╭─ Records provided

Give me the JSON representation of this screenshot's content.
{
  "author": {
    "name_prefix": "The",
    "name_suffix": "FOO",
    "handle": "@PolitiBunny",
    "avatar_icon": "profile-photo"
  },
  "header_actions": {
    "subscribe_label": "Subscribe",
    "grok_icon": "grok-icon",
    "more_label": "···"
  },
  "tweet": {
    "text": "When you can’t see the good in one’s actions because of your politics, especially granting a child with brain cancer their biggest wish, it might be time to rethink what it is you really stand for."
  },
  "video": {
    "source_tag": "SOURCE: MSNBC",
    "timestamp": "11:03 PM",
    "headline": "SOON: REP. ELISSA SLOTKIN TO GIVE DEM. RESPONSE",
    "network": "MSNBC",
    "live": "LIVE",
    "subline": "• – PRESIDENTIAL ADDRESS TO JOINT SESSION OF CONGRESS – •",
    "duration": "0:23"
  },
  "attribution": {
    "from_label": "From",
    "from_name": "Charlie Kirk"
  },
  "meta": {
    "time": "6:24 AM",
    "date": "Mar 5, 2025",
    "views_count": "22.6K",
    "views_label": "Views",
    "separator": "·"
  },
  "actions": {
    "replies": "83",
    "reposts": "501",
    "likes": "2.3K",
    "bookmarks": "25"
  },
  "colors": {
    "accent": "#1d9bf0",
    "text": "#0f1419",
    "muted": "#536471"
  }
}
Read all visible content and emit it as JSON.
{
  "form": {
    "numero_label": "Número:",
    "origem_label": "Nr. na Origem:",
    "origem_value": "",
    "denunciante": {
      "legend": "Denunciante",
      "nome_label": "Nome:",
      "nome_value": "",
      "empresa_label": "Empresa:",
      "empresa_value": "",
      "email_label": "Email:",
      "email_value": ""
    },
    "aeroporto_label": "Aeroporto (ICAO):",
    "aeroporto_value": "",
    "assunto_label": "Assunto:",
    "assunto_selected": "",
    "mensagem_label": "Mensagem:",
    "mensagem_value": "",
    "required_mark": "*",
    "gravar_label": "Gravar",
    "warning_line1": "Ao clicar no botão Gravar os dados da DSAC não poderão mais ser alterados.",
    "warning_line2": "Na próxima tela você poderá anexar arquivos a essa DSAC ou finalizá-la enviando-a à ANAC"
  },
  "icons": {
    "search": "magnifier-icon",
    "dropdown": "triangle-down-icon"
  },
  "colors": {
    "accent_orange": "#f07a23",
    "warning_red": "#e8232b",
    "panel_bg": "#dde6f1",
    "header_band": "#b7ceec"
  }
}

╰─

=== Instructions to follow ===
Show the lines of the records that contain the word "content".

=== Written answer ===
Give me the JSON representation of this screenshot's content.
Read all visible content and emit it as JSON.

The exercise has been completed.